### Extract provided
* Begin *

Question

[(sin(x))/(1-cos(x))]+[(sin(x))/(1+cos(x))]=2csc(x)

Answer 1

These just keep getting better and better :D
\[\Large \frac{\sin x}{1-\cos x}+\frac{\sin x}{1+\cos x}=2\csc x\]

Answer 2

yes that is the equation. Please help me.

Answer 3

.
\[ \frac{\sin x}{1-\cos x}+\frac{\sin x}{1+\cos x}=\frac{(\sin x)(1+\cos x)}{(1-\cos x)(1+\cos x)}+\frac{(\sin x)(1-\cos x)}{(1-\cos x)(1+\cos x)}\]

Answer 4

ok.

Answer 5

Well, don't be a stranger ^.^
simplify it...
Distribute what's to be distributed :D

Answer 6

\[\frac{ \sin x+ \cos xsin x }{ (1-\cos x)(1+\cos x) } + \frac{-\sin x+ \cos xsinx }{(1-\cos x)(1+\cos x) }\]

Answer 7

Wrong. The second fraction, why is the sin x negative? :/

Answer 8

ohhhh so the second one looks like:

\[\frac{ sinx -cosxsinx }{ (1-\cos x)(1+\cos x) }\]

Answer 9

bbfoster123, keep in mind that (a-b)(1+b) = a^2-b^2
and that 1-cos^2 = sin^2

Answer 10

So...
\[\frac{ \sin x+ \cos x\sin x }{ (1-\cos x)(1+\cos x) } + \frac{\sin x- \cos x\sin x }{(1-\cos x)(1+\cos x) }\]
They now have the same denominator, you can simply combine the numerators :)
Do this now :D

Answer 11

thanks @jdoe0001

@PeterPan the equation would now be:

\[\frac{ \sin x + cosxsinx +\sin x - cosxsinx }{ (1-\cos x)(1+\cos x) }\]

Answer 12

Yes... now, you can simplify the denominator as @jdoe0001 instructed
(a - b)(a + b) = a² - b²

And you can also simplify the numerator further~ by combining like terms ^.^
Do this now...

* End *

### Records supplied

* Begin *

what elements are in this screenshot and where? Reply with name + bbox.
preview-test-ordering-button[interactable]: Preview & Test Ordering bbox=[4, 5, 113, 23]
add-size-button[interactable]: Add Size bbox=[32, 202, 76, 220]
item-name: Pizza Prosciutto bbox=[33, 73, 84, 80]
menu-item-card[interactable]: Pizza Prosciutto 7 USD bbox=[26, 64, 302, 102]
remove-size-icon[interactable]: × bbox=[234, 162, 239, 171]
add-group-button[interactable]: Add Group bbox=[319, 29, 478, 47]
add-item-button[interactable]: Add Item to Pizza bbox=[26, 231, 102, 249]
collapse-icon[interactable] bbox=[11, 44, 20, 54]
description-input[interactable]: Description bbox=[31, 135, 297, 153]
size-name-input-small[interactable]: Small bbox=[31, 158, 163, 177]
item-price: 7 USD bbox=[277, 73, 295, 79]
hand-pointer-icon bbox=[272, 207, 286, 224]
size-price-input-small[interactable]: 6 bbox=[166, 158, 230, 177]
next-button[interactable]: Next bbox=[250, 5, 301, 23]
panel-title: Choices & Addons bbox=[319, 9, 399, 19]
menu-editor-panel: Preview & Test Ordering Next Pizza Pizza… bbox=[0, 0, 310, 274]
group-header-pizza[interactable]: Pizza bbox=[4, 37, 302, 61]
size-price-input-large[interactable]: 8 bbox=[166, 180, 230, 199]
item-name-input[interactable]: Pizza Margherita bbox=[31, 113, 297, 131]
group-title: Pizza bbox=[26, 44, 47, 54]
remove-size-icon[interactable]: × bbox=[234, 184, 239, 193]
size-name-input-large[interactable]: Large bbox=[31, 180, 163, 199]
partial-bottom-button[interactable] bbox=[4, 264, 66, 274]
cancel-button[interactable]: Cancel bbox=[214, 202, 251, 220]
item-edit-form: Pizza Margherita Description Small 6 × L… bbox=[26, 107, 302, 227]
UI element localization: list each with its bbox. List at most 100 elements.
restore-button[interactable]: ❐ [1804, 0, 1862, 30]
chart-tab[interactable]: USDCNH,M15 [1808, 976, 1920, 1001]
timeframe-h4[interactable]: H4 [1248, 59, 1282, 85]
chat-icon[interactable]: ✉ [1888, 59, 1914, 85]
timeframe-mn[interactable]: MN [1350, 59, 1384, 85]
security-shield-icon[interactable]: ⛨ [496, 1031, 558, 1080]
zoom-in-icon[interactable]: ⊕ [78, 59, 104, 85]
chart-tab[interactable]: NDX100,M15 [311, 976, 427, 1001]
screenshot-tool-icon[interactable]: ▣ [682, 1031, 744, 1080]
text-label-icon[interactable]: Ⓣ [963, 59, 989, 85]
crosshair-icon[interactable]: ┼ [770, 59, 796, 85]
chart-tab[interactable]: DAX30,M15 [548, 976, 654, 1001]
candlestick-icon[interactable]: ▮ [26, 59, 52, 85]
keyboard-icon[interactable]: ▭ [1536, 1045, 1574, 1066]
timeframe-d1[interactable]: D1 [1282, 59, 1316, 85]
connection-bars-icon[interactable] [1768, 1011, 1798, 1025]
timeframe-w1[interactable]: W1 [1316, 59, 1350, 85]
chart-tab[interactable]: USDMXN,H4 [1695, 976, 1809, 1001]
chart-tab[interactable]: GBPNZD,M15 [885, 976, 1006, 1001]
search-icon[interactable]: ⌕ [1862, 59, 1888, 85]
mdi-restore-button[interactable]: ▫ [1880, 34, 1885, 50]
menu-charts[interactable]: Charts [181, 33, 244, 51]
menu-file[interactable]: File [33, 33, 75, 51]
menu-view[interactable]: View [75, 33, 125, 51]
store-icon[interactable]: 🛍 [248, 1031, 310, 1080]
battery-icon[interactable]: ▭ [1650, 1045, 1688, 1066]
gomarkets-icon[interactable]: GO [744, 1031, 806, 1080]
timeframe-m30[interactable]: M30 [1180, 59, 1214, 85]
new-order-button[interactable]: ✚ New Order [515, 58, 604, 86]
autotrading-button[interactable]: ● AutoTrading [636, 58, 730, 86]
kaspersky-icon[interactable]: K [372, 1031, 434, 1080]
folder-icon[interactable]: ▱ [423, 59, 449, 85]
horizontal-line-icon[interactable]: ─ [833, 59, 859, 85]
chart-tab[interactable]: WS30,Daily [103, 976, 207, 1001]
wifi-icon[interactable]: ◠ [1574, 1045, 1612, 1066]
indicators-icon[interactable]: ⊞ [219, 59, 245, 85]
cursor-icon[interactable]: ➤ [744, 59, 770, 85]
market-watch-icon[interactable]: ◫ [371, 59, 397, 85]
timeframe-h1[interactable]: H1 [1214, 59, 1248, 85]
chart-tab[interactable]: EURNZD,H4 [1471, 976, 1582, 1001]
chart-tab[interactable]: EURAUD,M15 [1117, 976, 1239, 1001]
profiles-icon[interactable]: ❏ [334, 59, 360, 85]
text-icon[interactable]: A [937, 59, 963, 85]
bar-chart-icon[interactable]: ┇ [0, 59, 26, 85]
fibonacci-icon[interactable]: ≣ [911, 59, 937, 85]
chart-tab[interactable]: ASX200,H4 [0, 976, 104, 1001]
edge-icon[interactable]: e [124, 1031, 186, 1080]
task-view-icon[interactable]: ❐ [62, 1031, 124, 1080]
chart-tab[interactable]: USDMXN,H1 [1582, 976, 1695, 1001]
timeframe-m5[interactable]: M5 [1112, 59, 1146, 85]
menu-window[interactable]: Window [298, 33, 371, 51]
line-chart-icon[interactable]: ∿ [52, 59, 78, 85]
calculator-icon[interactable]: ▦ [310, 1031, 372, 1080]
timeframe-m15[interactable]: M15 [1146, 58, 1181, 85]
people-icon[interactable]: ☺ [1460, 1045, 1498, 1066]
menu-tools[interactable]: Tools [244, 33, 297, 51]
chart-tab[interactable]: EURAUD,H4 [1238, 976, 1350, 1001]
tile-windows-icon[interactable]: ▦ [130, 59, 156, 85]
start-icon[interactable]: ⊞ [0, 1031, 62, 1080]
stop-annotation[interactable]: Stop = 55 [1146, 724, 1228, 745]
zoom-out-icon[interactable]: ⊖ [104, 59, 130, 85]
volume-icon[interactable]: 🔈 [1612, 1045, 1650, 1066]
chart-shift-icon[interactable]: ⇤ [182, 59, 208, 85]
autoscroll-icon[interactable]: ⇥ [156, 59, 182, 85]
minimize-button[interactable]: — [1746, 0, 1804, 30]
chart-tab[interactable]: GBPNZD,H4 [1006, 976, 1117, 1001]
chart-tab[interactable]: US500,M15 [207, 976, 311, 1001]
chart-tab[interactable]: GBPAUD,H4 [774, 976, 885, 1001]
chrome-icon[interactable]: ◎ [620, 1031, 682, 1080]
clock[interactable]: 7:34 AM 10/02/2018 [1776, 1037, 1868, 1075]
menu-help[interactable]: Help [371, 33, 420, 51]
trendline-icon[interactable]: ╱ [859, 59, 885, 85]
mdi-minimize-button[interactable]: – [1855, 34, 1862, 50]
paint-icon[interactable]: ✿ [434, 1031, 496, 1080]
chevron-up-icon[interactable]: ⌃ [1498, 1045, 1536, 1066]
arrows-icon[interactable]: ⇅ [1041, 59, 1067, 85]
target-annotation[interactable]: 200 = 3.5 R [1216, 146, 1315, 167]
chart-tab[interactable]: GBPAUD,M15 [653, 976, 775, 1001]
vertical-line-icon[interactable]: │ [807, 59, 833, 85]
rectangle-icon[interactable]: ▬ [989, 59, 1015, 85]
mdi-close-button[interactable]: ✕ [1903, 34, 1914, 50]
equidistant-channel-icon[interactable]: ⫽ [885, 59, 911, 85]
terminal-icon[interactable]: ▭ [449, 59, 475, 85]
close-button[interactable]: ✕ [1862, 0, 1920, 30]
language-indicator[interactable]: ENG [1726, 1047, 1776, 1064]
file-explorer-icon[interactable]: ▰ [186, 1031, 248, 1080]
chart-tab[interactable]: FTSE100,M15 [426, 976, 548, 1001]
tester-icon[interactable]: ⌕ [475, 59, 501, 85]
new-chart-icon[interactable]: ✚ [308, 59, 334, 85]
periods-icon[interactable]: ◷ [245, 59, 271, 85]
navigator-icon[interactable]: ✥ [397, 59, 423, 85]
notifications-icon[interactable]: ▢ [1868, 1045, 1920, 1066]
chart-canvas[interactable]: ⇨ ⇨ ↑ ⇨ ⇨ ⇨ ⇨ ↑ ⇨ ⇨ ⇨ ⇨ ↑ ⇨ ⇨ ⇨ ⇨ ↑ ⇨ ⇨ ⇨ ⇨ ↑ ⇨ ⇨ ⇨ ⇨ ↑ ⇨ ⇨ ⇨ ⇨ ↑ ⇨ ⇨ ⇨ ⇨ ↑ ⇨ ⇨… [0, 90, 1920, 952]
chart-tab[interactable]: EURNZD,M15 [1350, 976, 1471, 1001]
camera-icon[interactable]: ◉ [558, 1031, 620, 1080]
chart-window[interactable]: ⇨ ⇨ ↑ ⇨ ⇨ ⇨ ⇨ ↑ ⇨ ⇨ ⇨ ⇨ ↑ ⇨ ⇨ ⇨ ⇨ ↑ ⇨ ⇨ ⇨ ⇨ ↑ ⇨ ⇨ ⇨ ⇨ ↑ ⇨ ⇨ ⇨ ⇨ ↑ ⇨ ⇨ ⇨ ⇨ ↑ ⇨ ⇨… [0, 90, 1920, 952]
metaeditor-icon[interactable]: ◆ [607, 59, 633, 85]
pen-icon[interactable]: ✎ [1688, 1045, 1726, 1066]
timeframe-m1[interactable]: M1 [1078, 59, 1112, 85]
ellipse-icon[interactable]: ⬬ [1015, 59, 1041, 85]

* End *

### Tasks to complete
1. In the trig identity thread, what does one hint say 1 - cos^2 equals?
2. Transcribe the part of the trig identity thread starting with "These just keep" and going on through "Please help me.".
You won't need the records for this.

### Exercise answers
1. sin^2

2.
These just keep getting better and better :D
\[\Large \frac{\sin x}{1-\cos x}+\frac{\sin x}{1+\cos x}=2\csc x\]

Answer 2

yes that is the equation. Please help me.